> _Exercise directions_
Check each line of the material below for the string "name", then report how many lines have it, and nothing else.

> _Dataset records_
------

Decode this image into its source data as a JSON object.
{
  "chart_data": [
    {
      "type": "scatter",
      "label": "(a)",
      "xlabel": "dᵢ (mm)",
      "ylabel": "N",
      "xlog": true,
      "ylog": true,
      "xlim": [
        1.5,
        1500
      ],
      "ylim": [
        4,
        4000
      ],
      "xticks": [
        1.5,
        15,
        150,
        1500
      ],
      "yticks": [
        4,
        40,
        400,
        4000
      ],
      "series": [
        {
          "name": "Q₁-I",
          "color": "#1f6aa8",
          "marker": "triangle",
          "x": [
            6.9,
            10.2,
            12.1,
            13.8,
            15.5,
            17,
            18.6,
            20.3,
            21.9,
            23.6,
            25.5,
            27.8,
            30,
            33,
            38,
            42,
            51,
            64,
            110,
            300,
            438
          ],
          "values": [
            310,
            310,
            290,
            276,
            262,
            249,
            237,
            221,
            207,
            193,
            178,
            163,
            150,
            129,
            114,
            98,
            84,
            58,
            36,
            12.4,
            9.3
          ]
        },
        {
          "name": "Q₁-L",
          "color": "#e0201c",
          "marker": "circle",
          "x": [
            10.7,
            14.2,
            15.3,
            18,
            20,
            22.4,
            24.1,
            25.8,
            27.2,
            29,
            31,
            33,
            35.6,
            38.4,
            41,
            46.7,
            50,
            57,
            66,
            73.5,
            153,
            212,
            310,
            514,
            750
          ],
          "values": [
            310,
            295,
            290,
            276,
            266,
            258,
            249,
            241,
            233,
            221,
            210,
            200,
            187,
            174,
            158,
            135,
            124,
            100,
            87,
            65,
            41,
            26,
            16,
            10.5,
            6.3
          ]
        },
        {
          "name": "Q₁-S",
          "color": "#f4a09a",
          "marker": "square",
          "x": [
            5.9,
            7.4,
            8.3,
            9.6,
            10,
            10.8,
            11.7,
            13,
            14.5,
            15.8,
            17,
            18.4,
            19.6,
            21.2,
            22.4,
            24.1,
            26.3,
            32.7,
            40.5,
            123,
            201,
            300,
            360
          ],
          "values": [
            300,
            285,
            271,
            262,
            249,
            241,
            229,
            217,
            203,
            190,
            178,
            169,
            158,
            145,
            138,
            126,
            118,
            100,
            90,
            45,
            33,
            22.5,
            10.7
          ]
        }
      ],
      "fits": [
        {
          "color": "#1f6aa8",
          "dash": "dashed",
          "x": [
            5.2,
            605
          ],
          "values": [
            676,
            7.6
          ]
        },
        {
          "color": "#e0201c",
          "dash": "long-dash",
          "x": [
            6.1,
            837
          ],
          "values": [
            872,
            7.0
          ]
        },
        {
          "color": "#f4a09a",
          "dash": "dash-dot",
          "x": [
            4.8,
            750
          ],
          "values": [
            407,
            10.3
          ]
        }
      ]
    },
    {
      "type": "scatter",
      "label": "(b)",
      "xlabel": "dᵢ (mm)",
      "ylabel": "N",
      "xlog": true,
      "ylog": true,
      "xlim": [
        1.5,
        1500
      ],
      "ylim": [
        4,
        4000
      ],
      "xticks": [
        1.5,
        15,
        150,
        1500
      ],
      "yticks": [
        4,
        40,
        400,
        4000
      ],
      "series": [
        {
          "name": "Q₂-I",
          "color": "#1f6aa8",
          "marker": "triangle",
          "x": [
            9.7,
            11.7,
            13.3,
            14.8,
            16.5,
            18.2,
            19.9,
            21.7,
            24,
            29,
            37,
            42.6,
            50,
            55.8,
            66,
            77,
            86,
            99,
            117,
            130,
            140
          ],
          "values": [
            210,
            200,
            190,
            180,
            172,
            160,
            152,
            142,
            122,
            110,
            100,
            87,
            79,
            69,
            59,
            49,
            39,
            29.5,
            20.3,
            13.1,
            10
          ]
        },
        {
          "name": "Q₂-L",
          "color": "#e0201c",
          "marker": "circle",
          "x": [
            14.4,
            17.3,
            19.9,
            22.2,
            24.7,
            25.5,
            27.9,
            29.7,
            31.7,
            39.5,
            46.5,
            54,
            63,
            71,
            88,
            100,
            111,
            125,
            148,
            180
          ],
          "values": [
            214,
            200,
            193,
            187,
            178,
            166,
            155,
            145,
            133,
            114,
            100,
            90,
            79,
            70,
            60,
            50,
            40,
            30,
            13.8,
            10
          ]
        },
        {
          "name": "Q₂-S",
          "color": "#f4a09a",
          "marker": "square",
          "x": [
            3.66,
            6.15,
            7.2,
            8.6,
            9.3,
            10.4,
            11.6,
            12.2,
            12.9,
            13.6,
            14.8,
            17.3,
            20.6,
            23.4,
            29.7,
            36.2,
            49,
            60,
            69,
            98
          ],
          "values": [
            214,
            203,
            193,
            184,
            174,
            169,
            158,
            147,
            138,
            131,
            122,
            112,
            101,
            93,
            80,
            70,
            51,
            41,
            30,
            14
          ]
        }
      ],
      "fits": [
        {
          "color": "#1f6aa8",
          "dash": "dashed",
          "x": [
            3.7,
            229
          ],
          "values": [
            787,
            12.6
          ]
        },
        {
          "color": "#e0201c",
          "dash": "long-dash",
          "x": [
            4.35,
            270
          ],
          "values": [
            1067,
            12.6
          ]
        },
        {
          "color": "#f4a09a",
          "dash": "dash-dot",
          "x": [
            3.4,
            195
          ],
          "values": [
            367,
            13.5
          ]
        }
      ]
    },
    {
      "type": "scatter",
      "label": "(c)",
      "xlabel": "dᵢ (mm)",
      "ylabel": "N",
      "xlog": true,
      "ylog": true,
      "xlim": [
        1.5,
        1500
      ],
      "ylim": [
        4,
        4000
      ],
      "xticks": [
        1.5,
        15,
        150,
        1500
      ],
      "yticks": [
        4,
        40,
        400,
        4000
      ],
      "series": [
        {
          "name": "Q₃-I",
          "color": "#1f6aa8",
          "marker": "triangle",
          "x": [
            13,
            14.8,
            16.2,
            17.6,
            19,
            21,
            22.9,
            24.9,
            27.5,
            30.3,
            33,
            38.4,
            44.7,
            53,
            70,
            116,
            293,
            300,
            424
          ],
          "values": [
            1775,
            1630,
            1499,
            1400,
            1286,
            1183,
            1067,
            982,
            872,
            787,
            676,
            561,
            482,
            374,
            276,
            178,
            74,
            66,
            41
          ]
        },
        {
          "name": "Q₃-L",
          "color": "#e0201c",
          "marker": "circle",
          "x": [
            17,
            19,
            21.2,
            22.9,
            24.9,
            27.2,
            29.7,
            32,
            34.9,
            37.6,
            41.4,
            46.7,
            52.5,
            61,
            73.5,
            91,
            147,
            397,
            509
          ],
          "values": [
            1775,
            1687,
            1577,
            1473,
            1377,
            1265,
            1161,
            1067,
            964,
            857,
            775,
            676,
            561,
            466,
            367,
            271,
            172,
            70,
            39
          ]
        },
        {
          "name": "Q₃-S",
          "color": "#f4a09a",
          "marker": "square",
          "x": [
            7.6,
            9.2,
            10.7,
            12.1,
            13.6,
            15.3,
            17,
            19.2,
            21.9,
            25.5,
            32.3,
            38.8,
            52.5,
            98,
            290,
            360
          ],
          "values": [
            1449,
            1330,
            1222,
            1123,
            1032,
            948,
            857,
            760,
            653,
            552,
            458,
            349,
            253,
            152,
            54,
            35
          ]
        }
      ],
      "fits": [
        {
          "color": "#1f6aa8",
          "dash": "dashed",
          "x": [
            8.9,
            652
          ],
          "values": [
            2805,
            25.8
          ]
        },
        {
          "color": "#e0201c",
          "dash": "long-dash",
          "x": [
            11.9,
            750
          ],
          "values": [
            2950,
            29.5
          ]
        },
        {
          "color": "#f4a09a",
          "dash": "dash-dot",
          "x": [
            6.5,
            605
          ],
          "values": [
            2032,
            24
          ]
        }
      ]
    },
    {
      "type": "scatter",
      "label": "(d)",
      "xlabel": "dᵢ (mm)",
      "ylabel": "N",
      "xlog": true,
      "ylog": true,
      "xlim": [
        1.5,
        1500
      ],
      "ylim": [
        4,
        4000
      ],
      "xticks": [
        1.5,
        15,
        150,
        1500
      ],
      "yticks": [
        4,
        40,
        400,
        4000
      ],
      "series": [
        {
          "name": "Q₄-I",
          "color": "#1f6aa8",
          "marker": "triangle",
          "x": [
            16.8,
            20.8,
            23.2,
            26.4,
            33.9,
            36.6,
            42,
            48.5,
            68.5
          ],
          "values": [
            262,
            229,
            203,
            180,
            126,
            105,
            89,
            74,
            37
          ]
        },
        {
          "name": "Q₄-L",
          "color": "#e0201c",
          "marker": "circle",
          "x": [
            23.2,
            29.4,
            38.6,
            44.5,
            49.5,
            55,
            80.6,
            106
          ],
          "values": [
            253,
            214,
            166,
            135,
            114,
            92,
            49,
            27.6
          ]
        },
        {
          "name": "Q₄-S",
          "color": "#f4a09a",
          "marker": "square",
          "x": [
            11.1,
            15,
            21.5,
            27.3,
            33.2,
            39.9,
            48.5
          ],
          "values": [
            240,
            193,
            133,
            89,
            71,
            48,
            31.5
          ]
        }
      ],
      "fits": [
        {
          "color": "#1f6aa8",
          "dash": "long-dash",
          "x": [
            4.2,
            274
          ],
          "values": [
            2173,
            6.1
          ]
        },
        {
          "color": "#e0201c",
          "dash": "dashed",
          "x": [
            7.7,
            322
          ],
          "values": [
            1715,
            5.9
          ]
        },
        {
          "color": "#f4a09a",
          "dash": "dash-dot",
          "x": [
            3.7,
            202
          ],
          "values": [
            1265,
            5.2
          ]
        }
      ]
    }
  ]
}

------

> _Response to the task_
12